Selected excerpt
________

These practitioners have turned their off-label regimens into the “Do it Yourself” at home procedure where women are shouldering the responsibility for their own health, safety and well-being.
Making The Case For Safety
Medical abortion rights advocates are trying to make the case that off-label regimens are a safety improvement over the current FDA protocol. They oppose any action where providers may be required to prescribe three-times-more Mifeprex, essential for pregnancy termination, than they think is called for. No matter if it violates FDA approved protocol.
What about the off-label prescribing of the second drug misoprostol?
Is it considered a safety improvement for abortion providers to double the dose of buccal or vaginally administered misoprostol to further induce labor and increase contractions to expel the embryo and placental tissues? Further, additional doses of misoprostol may be prescribed for incomplete abortion complications.
Misoprostol carries its own boxed warnings, but they can’t be found in the Mifeprex drug labeling or the Patient Agreement and Medication Guide. Why aren’t providers informing women about uterine rupture that has been reported when misoprostol is administered to induce labor beyond the eighth week of pregnancy?
Providers have increased medical abortion gestation age limits from 7 weeks to 9 weeks to make it available to more women. Is that another safety improvement?

________

Data listing
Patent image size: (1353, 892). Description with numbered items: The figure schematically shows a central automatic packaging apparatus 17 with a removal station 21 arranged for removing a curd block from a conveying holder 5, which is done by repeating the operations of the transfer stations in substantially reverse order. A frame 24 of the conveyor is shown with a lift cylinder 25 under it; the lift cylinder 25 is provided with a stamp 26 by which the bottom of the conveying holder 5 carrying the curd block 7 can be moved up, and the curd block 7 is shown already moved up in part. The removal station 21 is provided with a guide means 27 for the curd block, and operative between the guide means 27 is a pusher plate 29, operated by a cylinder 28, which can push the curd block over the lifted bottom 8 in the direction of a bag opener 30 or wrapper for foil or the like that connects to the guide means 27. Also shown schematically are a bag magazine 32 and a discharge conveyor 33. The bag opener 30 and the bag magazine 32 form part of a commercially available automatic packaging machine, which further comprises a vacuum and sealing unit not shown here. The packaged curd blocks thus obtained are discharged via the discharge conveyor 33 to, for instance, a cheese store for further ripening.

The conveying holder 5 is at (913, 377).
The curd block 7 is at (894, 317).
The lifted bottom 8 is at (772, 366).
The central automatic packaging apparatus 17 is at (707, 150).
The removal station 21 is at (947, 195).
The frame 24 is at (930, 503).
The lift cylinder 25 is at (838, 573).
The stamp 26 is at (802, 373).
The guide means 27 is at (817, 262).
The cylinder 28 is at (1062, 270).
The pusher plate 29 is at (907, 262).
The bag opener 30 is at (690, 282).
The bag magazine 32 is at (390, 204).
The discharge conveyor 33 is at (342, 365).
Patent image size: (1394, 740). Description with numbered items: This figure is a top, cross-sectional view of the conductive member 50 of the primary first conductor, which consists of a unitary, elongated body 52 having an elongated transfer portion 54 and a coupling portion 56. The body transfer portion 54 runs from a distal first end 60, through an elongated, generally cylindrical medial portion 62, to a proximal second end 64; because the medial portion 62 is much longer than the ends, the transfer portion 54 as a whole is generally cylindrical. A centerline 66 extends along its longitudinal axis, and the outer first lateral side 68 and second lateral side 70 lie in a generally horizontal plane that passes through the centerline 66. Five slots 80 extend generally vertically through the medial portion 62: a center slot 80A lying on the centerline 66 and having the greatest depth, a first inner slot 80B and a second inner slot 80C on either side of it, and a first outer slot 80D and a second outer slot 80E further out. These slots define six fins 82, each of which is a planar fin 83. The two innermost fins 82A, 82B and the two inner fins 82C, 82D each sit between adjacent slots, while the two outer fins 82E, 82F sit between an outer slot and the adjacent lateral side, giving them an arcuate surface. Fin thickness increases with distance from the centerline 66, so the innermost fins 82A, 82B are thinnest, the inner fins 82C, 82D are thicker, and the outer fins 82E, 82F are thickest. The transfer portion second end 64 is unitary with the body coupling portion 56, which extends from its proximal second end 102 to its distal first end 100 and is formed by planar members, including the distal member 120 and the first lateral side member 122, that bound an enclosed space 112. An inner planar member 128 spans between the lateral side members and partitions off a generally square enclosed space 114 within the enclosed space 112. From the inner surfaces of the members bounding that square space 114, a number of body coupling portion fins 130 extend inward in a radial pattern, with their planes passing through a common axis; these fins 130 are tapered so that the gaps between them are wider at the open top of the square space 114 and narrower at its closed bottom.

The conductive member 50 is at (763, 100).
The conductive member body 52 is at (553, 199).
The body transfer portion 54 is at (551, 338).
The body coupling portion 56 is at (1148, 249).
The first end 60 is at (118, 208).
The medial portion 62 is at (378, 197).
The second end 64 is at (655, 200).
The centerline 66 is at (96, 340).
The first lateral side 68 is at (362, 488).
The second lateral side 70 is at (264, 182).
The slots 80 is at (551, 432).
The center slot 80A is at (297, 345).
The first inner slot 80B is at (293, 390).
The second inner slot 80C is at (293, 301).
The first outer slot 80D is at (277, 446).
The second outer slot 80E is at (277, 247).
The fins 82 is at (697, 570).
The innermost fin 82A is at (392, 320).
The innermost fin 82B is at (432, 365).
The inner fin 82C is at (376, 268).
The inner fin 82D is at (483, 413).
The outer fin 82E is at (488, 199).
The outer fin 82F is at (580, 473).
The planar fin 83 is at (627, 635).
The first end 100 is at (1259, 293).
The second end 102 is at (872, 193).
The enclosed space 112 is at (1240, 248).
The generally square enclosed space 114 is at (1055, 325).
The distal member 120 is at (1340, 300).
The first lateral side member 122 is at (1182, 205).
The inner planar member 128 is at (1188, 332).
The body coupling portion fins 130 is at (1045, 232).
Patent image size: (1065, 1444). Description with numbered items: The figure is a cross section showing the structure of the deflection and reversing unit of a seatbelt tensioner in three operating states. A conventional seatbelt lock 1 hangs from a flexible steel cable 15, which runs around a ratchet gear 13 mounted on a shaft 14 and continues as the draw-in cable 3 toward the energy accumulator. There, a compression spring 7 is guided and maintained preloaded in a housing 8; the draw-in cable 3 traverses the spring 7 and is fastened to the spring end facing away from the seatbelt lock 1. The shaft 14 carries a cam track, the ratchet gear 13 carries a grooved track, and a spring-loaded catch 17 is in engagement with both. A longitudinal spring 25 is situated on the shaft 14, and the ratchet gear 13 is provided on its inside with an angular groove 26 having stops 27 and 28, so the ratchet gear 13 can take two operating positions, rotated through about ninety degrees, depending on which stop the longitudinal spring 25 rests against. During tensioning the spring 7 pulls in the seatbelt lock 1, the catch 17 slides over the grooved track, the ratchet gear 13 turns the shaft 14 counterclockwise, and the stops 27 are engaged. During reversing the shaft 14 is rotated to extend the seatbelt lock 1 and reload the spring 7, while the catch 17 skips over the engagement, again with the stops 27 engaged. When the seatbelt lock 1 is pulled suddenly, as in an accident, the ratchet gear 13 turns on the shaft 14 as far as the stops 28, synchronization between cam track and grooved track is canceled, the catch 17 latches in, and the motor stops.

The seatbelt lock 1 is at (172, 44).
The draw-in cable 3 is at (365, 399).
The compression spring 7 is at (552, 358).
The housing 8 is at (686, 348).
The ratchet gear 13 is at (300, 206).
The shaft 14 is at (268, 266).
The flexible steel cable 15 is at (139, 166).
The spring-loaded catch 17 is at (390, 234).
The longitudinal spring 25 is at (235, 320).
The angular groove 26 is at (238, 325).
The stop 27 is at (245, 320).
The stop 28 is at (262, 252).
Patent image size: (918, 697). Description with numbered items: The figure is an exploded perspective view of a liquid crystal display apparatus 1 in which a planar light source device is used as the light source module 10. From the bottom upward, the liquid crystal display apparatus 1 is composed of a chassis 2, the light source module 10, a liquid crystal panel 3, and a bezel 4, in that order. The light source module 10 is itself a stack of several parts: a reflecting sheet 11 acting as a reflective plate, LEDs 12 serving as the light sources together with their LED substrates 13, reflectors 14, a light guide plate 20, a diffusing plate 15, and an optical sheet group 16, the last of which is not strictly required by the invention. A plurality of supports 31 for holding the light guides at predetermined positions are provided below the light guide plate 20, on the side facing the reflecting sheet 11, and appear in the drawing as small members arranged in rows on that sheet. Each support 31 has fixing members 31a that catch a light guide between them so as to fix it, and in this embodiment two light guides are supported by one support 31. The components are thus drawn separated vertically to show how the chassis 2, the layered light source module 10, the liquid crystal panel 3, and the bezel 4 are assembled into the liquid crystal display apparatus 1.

________

Assigned task A
According to the excerpt on off-label medical abortion regimens, to what gestation age limit have providers raised medical abortion, and from what limit?
Assigned task B
Quote every question the excerpt on off-label medical abortion regimens puts to its reader.
Assigned task C
Resume the excerpt on off-label medical abortion regimens after its final sentence.

Response A
From 7 weeks to 9 weeks.

Response B
- What about the off-label prescribing of the second drug misoprostol?
- Is it considered a safety improvement for abortion providers to double the dose of buccal or vaginally administered misoprostol to further induce labor and increase contractions to expel the embryo and placental tissues?
- Why aren't providers informing women about uterine rupture that has been reported when misoprostol is administered to induce labor beyond the eighth week of pregnancy?
- Is that another safety improvement?

Response C
Mifeprex is being prescribed at a 1/3 reduced dose because medical abortion providers understand the cost benefits of misoprostol over Mifeprex. Mifeprex is expensive but misoprostol is a very cheap and readily available. To increase profits, misoprostol is used by providers as the predominant abortifacient agent in the regimen (not mifepristone) to terminate early pregnancy.
Medical evidence points to the fact that off-label uses of Mifeprex have resulted in more serious adverse health events, including death, than the FDA-approved regimen.
Medical abortion rights advocates claim this action is about punishment and discrimination against women who seek Mifeprex to induce medical abortion. Did the FDA have that in mind when they approved the drug sponsor’s application for distribution and prescribing of Mifeprex?
The off-label prescribing of medical abortion drug regimens has resulted in disastrous health consequences for thousands of women. Every recorded U.S. death, as in the case of Holly Patterson, has been a result of off-label Mifeprex and misoprostol use to terminate early pregnancy.
Medical abortion can be an unpredictable and dangerous alternative, especially when abortion providers choose to ignore and circumvent the FDA approved protocol.
Medical Opinion Or Evidence?
FDA’s approval of mifepristone is supposed to be based on controlled studies and independent analysis of data by qualified doctors and scientists designated to review and monitor clinical medical research.
If abortion researchers and providers believe they have regimens that are “safer and more effective” than the one approved by the FDA in 2000, then they should submit them to the U.S. Food and Drug Administration, along with their unbiased and so-called “evidence-based” studies, for rigorous FDA review and evaluation. Obviously, they haven’t, and don’t intend to do so.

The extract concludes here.